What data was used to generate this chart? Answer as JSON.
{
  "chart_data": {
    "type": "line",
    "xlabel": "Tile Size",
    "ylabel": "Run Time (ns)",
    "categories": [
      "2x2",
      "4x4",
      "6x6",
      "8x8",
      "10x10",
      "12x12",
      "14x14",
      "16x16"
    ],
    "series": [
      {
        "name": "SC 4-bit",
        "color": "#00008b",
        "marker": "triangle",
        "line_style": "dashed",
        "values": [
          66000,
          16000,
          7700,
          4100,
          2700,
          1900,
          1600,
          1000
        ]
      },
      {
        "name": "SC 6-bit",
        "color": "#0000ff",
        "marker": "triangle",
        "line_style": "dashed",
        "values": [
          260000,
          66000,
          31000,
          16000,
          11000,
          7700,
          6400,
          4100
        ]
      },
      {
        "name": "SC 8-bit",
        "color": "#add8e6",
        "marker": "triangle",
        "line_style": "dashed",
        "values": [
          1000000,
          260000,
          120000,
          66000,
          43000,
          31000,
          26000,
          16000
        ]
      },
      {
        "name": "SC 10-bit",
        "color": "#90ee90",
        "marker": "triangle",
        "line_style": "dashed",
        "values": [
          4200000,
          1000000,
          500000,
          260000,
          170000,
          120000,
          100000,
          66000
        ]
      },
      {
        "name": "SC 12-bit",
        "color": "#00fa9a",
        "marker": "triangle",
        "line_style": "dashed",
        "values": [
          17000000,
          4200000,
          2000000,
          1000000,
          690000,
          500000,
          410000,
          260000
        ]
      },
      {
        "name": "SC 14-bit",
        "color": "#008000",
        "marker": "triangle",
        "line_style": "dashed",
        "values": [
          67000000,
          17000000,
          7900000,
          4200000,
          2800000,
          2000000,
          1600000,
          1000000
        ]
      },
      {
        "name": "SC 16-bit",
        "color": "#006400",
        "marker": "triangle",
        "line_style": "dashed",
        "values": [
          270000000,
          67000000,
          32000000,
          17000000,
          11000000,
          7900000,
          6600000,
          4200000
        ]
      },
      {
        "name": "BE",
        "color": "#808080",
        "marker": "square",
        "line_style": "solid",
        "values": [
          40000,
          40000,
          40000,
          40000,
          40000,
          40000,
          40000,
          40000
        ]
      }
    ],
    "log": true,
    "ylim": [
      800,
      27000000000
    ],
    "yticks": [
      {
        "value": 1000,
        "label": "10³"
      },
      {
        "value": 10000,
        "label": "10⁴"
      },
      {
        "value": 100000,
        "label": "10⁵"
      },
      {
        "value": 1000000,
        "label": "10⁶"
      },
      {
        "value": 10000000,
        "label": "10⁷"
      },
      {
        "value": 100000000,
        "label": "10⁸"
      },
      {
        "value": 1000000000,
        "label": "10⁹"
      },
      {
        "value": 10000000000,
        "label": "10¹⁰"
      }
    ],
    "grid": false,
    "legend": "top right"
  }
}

## Exercise
Write only the number of lines in the records that include the word "color".

## Answer to this task
8